Texte de l'exercice:
Économie

Temps de lecture : 1 min 27 s

Camping Écohébergement Assi-Nipi

Près de 1 M$ pour développer du tourisme régénératif

Denis Hudon
Le 20 mars 2024 — Modifié à 18 h 25 min le 19 mars 2024
Par Denis Hudon - Journaliste de l'Initiative de journalisme local

Le Camping Écohébergement Assi-Nipi à Mashteuiatsh investira près d’un million de dollars pour développer le tourisme régénératif. Cette nouvelle entreprise est née de la scission du Camping Plage Robertson.

En s’associant, Sonia Robertson et ses fils Léo et Uauietilu ont élaboré et développé leur propre modèle qui ne trouve nul équivalent dans la région ni même ailleurs, selon eux. D’ailleurs, la transition du camping est amorcée depuis l’été passé.

Assi-Nipi (Ter-Eau) veut faire vivre aux touristes une expérience de partage de la culture innue dans toute son ingéniosité.

« Ce que l’on propose, c’est une expérience transformatrice de symbiose entre la nature et l’humain, avec de l’hébergement écologique au cœur d’une forêt nourricière. Un lieu qui met en valeur les savoirs des Pekuakamiulnuatsh qui ont vécu de façon harmonieuse avec l’environnement durant des millénaires », explique Sonia Robertson.

Items fournis:
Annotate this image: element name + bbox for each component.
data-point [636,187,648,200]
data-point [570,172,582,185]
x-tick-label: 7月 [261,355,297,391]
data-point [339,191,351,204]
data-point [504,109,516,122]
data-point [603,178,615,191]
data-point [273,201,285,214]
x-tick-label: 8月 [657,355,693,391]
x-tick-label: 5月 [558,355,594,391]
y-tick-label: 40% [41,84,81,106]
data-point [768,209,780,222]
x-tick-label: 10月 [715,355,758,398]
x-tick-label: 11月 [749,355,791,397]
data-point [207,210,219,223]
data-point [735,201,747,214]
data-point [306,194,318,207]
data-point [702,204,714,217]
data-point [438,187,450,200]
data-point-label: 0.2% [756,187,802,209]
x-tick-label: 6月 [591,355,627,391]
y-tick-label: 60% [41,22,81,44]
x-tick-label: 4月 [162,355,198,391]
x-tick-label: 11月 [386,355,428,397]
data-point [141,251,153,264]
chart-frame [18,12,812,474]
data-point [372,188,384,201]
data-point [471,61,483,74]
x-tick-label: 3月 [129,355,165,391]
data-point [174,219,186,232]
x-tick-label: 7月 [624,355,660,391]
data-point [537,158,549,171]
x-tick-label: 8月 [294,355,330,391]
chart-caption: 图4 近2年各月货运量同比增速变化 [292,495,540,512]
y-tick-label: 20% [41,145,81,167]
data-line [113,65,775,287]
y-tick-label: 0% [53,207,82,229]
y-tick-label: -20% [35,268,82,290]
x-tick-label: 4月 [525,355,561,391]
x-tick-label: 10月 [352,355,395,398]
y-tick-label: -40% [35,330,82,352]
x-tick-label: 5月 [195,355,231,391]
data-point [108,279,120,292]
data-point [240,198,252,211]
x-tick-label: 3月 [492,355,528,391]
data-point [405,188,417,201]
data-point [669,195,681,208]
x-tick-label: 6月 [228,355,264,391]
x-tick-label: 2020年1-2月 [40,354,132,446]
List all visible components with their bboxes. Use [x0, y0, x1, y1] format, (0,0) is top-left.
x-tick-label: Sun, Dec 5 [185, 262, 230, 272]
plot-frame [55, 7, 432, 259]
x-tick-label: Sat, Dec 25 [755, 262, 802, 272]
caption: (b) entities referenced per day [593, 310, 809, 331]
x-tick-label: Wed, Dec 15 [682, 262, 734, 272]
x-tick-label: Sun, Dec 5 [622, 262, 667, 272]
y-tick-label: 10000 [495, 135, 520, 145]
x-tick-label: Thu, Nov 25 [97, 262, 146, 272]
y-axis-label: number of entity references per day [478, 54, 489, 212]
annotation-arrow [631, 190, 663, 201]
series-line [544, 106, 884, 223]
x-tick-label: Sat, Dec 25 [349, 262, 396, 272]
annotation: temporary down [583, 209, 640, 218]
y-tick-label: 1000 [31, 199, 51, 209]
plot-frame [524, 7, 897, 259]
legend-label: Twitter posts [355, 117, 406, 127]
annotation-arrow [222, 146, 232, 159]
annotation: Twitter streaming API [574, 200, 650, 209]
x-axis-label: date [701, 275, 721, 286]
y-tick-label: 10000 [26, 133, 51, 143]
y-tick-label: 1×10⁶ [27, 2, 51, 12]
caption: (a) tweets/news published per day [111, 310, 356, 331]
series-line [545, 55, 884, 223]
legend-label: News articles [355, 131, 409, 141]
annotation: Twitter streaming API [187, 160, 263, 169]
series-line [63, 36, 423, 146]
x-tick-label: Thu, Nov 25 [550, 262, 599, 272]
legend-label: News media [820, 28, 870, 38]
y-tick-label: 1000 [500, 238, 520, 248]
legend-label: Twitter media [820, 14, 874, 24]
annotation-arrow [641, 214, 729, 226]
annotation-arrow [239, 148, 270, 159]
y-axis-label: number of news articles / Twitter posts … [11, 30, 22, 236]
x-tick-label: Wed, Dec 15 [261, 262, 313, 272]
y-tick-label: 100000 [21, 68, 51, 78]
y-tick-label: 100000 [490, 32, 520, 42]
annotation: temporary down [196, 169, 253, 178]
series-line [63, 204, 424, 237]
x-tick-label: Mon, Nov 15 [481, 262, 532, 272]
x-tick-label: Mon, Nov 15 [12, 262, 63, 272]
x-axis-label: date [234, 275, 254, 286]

Consigne: Recopiez le passage du texte sur le camping Assi-Nipi qui commence par « En s’associant, Sonia » et se termine après « depuis l’été passé. », en y remplaçant « fils » par « enfants ». Les items ont été tirés d'une source différente.

Réponse attendue:
En s’associant, Sonia Robertson et ses enfants Léo et Uauietilu ont élaboré et développé leur propre modèle qui ne trouve nul équivalent dans la région ni même ailleurs, selon eux. D’ailleurs, la transition du camping est amorcée depuis l’été passé.